▶ [Short task]
Copy each line containing the word "icon" from the records that follow, please.

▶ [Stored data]
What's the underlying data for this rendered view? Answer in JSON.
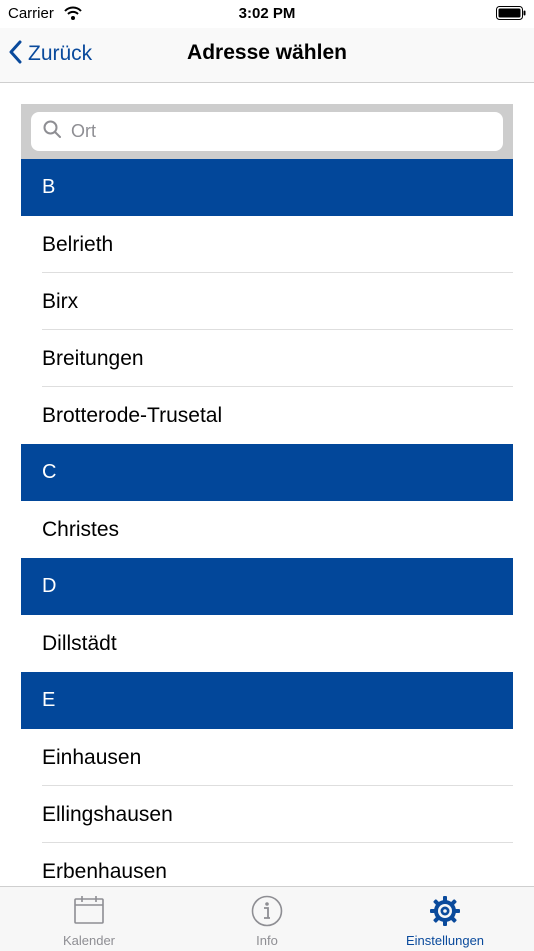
{
  "status_bar": {
    "carrier": "Carrier",
    "time": "3:02 PM"
  },
  "nav": {
    "back_label": "Zurück",
    "title": "Adresse wählen"
  },
  "search": {
    "placeholder": "Ort"
  },
  "sections": [
    {
      "letter": "B",
      "items": [
        "Belrieth",
        "Birx",
        "Breitungen",
        "Brotterode-Trusetal"
      ]
    },
    {
      "letter": "C",
      "items": [
        "Christes"
      ]
    },
    {
      "letter": "D",
      "items": [
        "Dillstädt"
      ]
    },
    {
      "letter": "E",
      "items": [
        "Einhausen",
        "Ellingshausen",
        "Erbenhausen"
      ]
    }
  ],
  "tabs": [
    {
      "label": "Kalender",
      "icon": "calendar-icon",
      "active": false
    },
    {
      "label": "Info",
      "icon": "info-icon",
      "active": false
    },
    {
      "label": "Einstellungen",
      "icon": "gear-icon",
      "active": true
    }
  ],
  "colors": {
    "accent": "#0a4a9c",
    "section_header": "#02479a",
    "tab_inactive": "#8e8e93"
  }
}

▶ [Expected answer]
      "icon": "calendar-icon",
      "icon": "info-icon",
      "icon": "gear-icon",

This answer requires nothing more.